(Entries with figure data)
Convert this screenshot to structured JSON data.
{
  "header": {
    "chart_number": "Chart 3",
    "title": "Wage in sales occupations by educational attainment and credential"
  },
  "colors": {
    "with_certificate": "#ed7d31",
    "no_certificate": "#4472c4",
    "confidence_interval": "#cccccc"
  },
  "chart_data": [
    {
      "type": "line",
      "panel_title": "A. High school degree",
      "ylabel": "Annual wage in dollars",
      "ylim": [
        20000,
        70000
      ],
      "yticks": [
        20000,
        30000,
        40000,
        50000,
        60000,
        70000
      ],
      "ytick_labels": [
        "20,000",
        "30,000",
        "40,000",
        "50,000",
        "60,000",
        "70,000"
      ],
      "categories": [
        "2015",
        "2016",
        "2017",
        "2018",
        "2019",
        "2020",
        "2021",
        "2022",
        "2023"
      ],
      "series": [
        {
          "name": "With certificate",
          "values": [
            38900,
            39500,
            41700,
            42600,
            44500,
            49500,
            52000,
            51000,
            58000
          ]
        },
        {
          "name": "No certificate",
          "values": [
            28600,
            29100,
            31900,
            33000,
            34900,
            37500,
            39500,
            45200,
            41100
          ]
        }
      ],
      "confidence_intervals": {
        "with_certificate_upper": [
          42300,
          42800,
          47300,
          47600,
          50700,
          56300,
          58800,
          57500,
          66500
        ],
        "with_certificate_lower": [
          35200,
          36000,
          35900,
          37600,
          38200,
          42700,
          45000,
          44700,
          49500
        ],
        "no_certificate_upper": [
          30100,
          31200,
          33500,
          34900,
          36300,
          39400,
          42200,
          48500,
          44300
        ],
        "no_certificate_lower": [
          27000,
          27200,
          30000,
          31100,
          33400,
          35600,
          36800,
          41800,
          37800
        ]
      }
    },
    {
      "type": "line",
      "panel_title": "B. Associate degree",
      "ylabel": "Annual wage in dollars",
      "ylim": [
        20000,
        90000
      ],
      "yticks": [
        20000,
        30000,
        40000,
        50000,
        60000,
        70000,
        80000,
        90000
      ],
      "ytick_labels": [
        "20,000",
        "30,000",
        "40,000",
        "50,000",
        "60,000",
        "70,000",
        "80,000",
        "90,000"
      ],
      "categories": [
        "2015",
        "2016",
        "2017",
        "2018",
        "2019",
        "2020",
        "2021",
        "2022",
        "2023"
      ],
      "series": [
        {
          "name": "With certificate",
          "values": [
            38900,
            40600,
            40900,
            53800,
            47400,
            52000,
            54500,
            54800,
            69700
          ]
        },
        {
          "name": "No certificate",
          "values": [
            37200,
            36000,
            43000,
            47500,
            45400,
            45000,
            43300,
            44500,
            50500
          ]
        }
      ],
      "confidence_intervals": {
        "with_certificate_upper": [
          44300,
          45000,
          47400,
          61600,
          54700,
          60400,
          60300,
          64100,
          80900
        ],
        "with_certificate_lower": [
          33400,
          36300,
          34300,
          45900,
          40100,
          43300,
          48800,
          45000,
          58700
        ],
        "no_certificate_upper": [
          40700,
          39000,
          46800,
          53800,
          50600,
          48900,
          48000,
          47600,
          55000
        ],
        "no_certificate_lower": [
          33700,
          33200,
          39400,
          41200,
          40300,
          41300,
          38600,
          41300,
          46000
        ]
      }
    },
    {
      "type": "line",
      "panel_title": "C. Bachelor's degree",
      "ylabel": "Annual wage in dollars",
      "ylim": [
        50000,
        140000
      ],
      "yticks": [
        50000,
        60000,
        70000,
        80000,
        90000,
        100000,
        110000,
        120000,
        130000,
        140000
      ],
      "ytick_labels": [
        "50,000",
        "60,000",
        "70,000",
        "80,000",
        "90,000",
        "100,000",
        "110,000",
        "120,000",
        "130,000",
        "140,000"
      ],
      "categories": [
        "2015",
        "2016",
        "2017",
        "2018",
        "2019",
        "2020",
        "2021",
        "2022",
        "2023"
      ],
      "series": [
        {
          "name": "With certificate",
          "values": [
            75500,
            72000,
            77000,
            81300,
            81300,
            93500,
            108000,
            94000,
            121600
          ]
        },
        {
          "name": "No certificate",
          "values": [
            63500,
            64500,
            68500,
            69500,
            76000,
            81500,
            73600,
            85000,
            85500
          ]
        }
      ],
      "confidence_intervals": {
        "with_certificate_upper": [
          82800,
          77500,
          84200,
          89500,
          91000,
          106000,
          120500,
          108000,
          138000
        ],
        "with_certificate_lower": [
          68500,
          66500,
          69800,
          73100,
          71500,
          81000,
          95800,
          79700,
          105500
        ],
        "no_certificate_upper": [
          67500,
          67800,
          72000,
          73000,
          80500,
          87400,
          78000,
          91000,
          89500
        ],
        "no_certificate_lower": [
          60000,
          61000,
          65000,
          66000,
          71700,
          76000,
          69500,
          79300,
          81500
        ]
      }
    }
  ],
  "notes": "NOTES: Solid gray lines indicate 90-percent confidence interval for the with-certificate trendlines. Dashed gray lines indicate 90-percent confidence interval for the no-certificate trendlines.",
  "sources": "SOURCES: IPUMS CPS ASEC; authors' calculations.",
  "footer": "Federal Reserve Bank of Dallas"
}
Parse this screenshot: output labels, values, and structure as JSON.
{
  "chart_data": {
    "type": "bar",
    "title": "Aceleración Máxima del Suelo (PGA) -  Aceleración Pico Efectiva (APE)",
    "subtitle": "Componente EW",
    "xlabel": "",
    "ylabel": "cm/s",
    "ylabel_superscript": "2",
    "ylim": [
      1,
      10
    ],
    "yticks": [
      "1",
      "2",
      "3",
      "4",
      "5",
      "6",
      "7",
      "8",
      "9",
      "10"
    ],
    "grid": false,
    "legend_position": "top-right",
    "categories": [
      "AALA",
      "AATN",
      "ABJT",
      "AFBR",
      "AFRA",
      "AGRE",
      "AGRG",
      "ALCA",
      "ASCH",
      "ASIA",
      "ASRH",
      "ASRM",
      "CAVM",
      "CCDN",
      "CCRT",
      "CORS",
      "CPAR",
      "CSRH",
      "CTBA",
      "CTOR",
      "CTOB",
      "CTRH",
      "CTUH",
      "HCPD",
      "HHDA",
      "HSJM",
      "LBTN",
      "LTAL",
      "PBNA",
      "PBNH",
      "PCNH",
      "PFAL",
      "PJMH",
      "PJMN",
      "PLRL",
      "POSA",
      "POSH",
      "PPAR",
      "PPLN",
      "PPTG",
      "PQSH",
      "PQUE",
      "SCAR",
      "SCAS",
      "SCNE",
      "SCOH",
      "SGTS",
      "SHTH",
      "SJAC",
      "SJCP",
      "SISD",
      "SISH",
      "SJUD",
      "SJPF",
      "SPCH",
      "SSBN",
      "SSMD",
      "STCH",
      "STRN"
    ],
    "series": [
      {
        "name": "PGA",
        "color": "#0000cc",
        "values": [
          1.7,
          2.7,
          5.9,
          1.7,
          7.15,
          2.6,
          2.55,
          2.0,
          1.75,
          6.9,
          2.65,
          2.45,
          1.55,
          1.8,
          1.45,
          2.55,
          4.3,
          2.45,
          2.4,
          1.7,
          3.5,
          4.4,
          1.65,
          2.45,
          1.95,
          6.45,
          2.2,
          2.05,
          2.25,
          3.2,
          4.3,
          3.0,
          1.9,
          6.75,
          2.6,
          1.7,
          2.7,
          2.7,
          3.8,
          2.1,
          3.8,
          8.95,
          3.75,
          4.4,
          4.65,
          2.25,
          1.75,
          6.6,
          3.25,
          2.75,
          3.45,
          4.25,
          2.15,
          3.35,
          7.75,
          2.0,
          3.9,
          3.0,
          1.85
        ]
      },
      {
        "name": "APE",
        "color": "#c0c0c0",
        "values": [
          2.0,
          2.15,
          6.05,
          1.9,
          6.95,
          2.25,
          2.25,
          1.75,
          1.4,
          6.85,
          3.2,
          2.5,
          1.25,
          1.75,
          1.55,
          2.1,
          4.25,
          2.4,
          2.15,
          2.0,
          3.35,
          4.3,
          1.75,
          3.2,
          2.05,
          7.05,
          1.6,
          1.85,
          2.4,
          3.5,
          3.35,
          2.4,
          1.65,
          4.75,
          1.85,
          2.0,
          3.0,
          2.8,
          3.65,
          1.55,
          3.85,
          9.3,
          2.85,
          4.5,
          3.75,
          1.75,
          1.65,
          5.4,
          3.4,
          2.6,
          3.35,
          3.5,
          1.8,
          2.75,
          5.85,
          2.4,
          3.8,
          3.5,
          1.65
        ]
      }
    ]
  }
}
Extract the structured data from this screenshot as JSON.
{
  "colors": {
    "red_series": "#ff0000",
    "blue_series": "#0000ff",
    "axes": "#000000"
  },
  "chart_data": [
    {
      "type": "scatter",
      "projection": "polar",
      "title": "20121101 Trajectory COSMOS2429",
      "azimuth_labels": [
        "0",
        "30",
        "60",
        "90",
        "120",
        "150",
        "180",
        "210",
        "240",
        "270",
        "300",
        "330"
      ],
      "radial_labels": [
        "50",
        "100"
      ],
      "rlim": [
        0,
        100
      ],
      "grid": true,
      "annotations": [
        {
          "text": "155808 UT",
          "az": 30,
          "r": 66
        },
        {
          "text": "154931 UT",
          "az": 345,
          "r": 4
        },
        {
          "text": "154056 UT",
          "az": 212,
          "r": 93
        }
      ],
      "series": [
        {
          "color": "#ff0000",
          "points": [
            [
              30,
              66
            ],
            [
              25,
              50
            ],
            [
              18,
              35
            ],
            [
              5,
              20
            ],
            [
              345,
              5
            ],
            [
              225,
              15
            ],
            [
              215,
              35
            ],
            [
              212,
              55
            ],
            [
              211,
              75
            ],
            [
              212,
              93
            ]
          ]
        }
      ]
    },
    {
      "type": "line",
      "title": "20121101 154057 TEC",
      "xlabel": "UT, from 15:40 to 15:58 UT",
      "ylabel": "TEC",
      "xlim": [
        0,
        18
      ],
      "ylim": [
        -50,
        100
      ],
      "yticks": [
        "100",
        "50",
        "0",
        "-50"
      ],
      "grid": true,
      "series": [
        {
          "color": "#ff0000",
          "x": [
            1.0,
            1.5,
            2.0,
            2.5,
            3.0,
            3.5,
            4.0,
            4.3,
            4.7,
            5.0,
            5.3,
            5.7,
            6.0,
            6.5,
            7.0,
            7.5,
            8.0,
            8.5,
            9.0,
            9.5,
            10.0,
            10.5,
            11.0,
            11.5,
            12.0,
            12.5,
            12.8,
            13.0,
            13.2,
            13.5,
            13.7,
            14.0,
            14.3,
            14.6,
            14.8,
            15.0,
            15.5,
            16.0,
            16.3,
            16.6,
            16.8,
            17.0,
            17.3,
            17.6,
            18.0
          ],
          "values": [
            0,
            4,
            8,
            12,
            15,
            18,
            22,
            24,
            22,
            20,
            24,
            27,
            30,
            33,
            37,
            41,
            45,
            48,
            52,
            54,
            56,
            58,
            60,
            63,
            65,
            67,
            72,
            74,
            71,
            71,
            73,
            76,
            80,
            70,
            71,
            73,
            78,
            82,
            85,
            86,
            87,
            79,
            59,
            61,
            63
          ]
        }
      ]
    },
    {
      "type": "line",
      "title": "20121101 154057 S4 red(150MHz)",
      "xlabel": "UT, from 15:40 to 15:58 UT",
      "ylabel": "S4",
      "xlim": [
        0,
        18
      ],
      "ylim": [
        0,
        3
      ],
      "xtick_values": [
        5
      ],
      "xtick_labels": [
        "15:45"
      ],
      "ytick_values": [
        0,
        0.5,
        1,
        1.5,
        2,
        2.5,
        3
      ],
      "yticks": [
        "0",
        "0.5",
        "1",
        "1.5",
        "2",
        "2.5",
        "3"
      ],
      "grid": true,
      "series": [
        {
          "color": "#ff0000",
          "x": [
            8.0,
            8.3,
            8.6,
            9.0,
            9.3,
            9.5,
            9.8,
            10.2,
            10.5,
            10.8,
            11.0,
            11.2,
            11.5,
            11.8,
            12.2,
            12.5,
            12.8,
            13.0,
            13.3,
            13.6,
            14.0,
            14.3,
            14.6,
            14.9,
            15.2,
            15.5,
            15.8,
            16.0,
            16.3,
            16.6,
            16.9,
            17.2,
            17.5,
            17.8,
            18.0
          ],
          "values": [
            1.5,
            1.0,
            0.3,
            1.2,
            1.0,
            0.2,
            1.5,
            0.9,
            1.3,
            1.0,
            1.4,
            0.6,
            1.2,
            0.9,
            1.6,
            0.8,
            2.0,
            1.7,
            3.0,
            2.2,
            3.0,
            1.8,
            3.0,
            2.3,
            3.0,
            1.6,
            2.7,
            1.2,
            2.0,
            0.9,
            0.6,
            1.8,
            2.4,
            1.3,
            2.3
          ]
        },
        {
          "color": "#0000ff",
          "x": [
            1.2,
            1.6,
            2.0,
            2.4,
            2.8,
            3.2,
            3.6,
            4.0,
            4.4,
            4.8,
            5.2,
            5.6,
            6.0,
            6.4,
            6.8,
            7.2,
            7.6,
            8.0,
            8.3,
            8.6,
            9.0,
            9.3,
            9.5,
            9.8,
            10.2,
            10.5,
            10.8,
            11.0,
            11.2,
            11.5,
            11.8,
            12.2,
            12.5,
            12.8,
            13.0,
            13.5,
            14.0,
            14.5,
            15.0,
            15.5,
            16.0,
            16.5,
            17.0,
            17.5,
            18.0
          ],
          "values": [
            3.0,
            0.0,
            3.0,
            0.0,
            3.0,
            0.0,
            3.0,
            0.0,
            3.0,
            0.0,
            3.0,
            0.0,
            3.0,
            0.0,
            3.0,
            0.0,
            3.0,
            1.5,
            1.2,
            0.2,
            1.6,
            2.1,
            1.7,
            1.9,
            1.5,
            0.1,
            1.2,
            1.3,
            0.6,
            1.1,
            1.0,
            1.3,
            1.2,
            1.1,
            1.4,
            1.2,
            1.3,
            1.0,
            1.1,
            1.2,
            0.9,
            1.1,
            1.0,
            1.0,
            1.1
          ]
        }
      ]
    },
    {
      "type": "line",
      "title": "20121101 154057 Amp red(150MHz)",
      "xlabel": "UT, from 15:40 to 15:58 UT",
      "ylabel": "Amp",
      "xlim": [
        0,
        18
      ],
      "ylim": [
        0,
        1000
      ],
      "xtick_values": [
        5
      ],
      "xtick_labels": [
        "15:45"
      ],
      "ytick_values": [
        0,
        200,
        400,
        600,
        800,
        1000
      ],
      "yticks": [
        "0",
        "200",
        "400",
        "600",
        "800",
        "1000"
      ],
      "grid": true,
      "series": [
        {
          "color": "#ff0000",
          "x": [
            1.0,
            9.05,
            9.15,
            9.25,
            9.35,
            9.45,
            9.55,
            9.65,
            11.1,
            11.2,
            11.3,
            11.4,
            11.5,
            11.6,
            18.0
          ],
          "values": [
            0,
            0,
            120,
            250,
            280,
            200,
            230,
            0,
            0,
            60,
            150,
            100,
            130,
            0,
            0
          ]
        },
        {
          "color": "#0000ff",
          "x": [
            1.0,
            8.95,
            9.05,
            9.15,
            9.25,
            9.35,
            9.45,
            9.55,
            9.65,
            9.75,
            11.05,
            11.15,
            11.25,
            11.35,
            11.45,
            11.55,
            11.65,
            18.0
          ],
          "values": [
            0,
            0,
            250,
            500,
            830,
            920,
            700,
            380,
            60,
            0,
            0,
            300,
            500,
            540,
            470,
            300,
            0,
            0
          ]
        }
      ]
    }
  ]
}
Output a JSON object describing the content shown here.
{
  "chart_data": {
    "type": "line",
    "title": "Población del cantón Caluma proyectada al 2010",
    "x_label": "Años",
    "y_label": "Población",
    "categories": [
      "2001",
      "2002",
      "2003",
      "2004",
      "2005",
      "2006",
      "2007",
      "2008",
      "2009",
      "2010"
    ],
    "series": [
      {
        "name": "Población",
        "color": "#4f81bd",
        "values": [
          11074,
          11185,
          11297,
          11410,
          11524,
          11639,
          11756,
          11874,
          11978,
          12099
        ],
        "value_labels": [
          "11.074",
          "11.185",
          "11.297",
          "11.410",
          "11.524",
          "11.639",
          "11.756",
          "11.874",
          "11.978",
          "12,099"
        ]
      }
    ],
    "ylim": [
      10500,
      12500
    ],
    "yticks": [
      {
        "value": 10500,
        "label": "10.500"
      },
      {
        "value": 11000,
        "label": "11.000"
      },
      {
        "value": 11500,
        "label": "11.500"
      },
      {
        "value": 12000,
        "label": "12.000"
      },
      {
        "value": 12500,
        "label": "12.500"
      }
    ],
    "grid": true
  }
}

GIVEN TASK — All lines from the line containing "Output a JSON" through the end of the listing above are to be duplicated exactly; include both ends and nothing further.

RESULT FOR THIS TASK —
Output a JSON object describing the content shown here.
{
  "chart_data": {
    "type": "line",
    "title": "Población del cantón Caluma proyectada al 2010",
    "x_label": "Años",
    "y_label": "Población",
    "categories": [
      "2001",
      "2002",
      "2003",
      "2004",
      "2005",
      "2006",
      "2007",
      "2008",
      "2009",
      "2010"
    ],
    "series": [
      {
        "name": "Población",
        "color": "#4f81bd",
        "values": [
          11074,
          11185,
          11297,
          11410,
          11524,
          11639,
          11756,
          11874,
          11978,
          12099
        ],
        "value_labels": [
          "11.074",
          "11.185",
          "11.297",
          "11.410",
          "11.524",
          "11.639",
          "11.756",
          "11.874",
          "11.978",
          "12,099"
        ]
      }
    ],
    "ylim": [
      10500,
      12500
    ],
    "yticks": [
      {
        "value": 10500,
        "label": "10.500"
      },
      {
        "value": 11000,
        "label": "11.000"
      },
      {
        "value": 11500,
        "label": "11.500"
      },
      {
        "value": 12000,
        "label": "12.000"
      },
      {
        "value": 12500,
        "label": "12.500"
      }
    ],
    "grid": true
  }
}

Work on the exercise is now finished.